• _AIM_
Can you quote the records below in full, word for word?

• _MATERIAL FOR THIS TASK_
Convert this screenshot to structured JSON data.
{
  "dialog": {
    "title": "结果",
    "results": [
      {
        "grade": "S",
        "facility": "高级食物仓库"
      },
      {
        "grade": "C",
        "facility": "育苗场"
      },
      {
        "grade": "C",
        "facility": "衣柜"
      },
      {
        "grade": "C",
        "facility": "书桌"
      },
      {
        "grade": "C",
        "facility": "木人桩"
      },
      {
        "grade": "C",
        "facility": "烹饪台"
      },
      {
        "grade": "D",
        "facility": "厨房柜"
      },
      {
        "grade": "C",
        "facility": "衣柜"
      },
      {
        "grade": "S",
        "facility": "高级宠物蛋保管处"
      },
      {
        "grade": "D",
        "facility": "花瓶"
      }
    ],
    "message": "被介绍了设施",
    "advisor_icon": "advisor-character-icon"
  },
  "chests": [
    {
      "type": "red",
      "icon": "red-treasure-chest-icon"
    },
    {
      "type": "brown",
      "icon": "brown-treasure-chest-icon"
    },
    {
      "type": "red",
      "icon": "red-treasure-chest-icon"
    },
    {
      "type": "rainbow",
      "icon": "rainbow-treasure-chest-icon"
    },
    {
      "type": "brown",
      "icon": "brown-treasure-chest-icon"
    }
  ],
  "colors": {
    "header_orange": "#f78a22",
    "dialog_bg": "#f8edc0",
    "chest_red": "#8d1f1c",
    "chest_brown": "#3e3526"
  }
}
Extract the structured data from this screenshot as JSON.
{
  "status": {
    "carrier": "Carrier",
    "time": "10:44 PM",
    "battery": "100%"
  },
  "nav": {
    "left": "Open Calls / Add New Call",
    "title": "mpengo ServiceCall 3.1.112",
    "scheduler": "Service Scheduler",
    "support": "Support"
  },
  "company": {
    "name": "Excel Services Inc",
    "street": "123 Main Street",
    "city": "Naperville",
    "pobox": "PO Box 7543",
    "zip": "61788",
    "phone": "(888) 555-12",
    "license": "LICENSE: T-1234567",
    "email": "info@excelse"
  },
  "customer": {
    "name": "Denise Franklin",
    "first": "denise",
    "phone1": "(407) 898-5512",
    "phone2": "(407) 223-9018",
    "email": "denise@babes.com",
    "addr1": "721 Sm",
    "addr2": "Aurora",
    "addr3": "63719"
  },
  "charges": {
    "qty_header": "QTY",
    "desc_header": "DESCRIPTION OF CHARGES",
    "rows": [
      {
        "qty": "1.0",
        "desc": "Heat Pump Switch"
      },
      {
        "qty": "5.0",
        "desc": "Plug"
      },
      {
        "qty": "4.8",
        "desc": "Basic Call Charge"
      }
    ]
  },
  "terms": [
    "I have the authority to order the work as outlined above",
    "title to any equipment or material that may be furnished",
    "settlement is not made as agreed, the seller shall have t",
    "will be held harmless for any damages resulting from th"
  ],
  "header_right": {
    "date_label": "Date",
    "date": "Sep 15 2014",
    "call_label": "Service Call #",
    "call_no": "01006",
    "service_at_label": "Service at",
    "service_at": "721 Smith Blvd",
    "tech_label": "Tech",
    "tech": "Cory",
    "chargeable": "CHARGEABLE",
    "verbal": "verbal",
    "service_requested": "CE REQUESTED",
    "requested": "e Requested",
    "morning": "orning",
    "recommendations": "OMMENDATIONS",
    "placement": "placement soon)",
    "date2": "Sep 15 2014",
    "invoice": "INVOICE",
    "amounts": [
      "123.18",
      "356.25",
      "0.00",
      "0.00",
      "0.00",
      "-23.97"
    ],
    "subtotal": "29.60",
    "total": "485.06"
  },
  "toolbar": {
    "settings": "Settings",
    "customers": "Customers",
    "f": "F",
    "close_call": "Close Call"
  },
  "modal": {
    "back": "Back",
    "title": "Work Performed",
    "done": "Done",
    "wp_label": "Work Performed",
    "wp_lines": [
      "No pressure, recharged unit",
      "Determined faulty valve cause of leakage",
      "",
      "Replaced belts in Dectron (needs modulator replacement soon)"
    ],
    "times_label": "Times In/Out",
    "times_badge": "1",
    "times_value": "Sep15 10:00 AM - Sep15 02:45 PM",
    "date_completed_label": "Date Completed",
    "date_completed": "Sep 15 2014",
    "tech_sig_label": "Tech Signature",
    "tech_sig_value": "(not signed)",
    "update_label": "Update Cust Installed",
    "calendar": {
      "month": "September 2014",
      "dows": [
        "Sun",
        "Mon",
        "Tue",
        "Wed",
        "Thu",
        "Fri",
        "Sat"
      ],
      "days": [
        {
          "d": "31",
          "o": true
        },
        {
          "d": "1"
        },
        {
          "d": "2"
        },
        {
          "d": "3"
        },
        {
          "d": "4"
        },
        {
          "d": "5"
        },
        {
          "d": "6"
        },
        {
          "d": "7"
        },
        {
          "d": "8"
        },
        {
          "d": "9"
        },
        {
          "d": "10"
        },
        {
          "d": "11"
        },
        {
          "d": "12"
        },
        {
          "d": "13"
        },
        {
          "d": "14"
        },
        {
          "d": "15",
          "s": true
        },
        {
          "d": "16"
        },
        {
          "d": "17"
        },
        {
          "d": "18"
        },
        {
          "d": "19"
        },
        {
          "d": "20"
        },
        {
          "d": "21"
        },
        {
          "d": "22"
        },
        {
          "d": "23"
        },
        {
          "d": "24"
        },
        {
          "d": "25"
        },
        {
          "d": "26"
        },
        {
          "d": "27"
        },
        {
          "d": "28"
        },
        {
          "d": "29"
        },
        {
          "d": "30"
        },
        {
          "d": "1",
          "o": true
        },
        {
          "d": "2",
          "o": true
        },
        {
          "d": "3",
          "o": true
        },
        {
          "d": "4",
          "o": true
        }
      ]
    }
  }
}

• _ANSWER_
Convert this screenshot to structured JSON data.
{
  "dialog": {
    "title": "结果",
    "results": [
      {
        "grade": "S",
        "facility": "高级食物仓库"
      },
      {
        "grade": "C",
        "facility": "育苗场"
      },
      {
        "grade": "C",
        "facility": "衣柜"
      },
      {
        "grade": "C",
        "facility": "书桌"
      },
      {
        "grade": "C",
        "facility": "木人桩"
      },
      {
        "grade": "C",
        "facility": "烹饪台"
      },
      {
        "grade": "D",
        "facility": "厨房柜"
      },
      {
        "grade": "C",
        "facility": "衣柜"
      },
      {
        "grade": "S",
        "facility": "高级宠物蛋保管处"
      },
      {
        "grade": "D",
        "facility": "花瓶"
      }
    ],
    "message": "被介绍了设施",
    "advisor_icon": "advisor-character-icon"
  },
  "chests": [
    {
      "type": "red",
      "icon": "red-treasure-chest-icon"
    },
    {
      "type": "brown",
      "icon": "brown-treasure-chest-icon"
    },
    {
      "type": "red",
      "icon": "red-treasure-chest-icon"
    },
    {
      "type": "rainbow",
      "icon": "rainbow-treasure-chest-icon"
    },
    {
      "type": "brown",
      "icon": "brown-treasure-chest-icon"
    }
  ],
  "colors": {
    "header_orange": "#f78a22",
    "dialog_bg": "#f8edc0",
    "chest_red": "#8d1f1c",
    "chest_brown": "#3e3526"
  }
}
Extract the structured data from this screenshot as JSON.
{
  "status": {
    "carrier": "Carrier",
    "time": "10:44 PM",
    "battery": "100%"
  },
  "nav": {
    "left": "Open Calls / Add New Call",
    "title": "mpengo ServiceCall 3.1.112",
    "scheduler": "Service Scheduler",
    "support": "Support"
  },
  "company": {
    "name": "Excel Services Inc",
    "street": "123 Main Street",
    "city": "Naperville",
    "pobox": "PO Box 7543",
    "zip": "61788",
    "phone": "(888) 555-12",
    "license": "LICENSE: T-1234567",
    "email": "info@excelse"
  },
  "customer": {
    "name": "Denise Franklin",
    "first": "denise",
    "phone1": "(407) 898-5512",
    "phone2": "(407) 223-9018",
    "email": "denise@babes.com",
    "addr1": "721 Sm",
    "addr2": "Aurora",
    "addr3": "63719"
  },
  "charges": {
    "qty_header": "QTY",
    "desc_header": "DESCRIPTION OF CHARGES",
    "rows": [
      {
        "qty": "1.0",
        "desc": "Heat Pump Switch"
      },
      {
        "qty": "5.0",
        "desc": "Plug"
      },
      {
        "qty": "4.8",
        "desc": "Basic Call Charge"
      }
    ]
  },
  "terms": [
    "I have the authority to order the work as outlined above",
    "title to any equipment or material that may be furnished",
    "settlement is not made as agreed, the seller shall have t",
    "will be held harmless for any damages resulting from th"
  ],
  "header_right": {
    "date_label": "Date",
    "date": "Sep 15 2014",
    "call_label": "Service Call #",
    "call_no": "01006",
    "service_at_label": "Service at",
    "service_at": "721 Smith Blvd",
    "tech_label": "Tech",
    "tech": "Cory",
    "chargeable": "CHARGEABLE",
    "verbal": "verbal",
    "service_requested": "CE REQUESTED",
    "requested": "e Requested",
    "morning": "orning",
    "recommendations": "OMMENDATIONS",
    "placement": "placement soon)",
    "date2": "Sep 15 2014",
    "invoice": "INVOICE",
    "amounts": [
      "123.18",
      "356.25",
      "0.00",
      "0.00",
      "0.00",
      "-23.97"
    ],
    "subtotal": "29.60",
    "total": "485.06"
  },
  "toolbar": {
    "settings": "Settings",
    "customers": "Customers",
    "f": "F",
    "close_call": "Close Call"
  },
  "modal": {
    "back": "Back",
    "title": "Work Performed",
    "done": "Done",
    "wp_label": "Work Performed",
    "wp_lines": [
      "No pressure, recharged unit",
      "Determined faulty valve cause of leakage",
      "",
      "Replaced belts in Dectron (needs modulator replacement soon)"
    ],
    "times_label": "Times In/Out",
    "times_badge": "1",
    "times_value": "Sep15 10:00 AM - Sep15 02:45 PM",
    "date_completed_label": "Date Completed",
    "date_completed": "Sep 15 2014",
    "tech_sig_label": "Tech Signature",
    "tech_sig_value": "(not signed)",
    "update_label": "Update Cust Installed",
    "calendar": {
      "month": "September 2014",
      "dows": [
        "Sun",
        "Mon",
        "Tue",
        "Wed",
        "Thu",
        "Fri",
        "Sat"
      ],
      "days": [
        {
          "d": "31",
          "o": true
        },
        {
          "d": "1"
        },
        {
          "d": "2"
        },
        {
          "d": "3"
        },
        {
          "d": "4"
        },
        {
          "d": "5"
        },
        {
          "d": "6"
        },
        {
          "d": "7"
        },
        {
          "d": "8"
        },
        {
          "d": "9"
        },
        {
          "d": "10"
        },
        {
          "d": "11"
        },
        {
          "d": "12"
        },
        {
          "d": "13"
        },
        {
          "d": "14"
        },
        {
          "d": "15",
          "s": true
        },
        {
          "d": "16"
        },
        {
          "d": "17"
        },
        {
          "d": "18"
        },
        {
          "d": "19"
        },
        {
          "d": "20"
        },
        {
          "d": "21"
        },
        {
          "d": "22"
        },
        {
          "d": "23"
        },
        {
          "d": "24"
        },
        {
          "d": "25"
        },
        {
          "d": "26"
        },
        {
          "d": "27"
        },
        {
          "d": "28"
        },
        {
          "d": "29"
        },
        {
          "d": "30"
        },
        {
          "d": "1",
          "o": true
        },
        {
          "d": "2",
          "o": true
        },
        {
          "d": "3",
          "o": true
        },
        {
          "d": "4",
          "o": true
        }
      ]
    }
  }
}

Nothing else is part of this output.